§ DIRECTIONS: Copy each line exactly. Leave nothing out.

## start RECORDED DATA

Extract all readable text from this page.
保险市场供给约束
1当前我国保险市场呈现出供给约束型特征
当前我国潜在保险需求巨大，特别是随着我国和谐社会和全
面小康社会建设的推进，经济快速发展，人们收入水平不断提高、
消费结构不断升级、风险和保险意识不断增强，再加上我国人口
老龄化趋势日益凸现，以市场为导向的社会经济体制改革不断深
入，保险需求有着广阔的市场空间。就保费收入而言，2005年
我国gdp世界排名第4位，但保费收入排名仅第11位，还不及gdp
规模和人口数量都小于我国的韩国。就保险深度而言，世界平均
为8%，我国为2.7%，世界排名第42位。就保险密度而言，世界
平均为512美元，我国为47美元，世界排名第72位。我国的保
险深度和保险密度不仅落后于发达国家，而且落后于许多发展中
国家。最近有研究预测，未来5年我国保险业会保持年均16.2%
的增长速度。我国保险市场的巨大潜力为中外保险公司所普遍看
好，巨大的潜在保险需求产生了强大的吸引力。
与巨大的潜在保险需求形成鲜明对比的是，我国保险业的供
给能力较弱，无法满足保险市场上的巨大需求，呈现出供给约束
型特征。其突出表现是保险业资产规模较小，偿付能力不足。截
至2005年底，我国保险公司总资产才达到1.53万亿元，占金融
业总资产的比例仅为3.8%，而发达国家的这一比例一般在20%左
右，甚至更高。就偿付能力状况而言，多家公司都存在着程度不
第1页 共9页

## end RECORDED DATA

§ OUTPUT OF THE EXERCISE:
Extract all readable text from this page.
保险市场供给约束
1当前我国保险市场呈现出供给约束型特征
当前我国潜在保险需求巨大，特别是随着我国和谐社会和全
面小康社会建设的推进，经济快速发展，人们收入水平不断提高、
消费结构不断升级、风险和保险意识不断增强，再加上我国人口
老龄化趋势日益凸现，以市场为导向的社会经济体制改革不断深
入，保险需求有着广阔的市场空间。就保费收入而言，2005年
我国gdp世界排名第4位，但保费收入排名仅第11位，还不及gdp
规模和人口数量都小于我国的韩国。就保险深度而言，世界平均
为8%，我国为2.7%，世界排名第42位。就保险密度而言，世界
平均为512美元，我国为47美元，世界排名第72位。我国的保
险深度和保险密度不仅落后于发达国家，而且落后于许多发展中
国家。最近有研究预测，未来5年我国保险业会保持年均16.2%
的增长速度。我国保险市场的巨大潜力为中外保险公司所普遍看
好，巨大的潜在保险需求产生了强大的吸引力。
与巨大的潜在保险需求形成鲜明对比的是，我国保险业的供
给能力较弱，无法满足保险市场上的巨大需求，呈现出供给约束
型特征。其突出表现是保险业资产规模较小，偿付能力不足。截
至2005年底，我国保险公司总资产才达到1.53万亿元，占金融
业总资产的比例仅为3.8%，而发达国家的这一比例一般在20%左
右，甚至更高。就偿付能力状况而言，多家公司都存在着程度不
第1页 共9页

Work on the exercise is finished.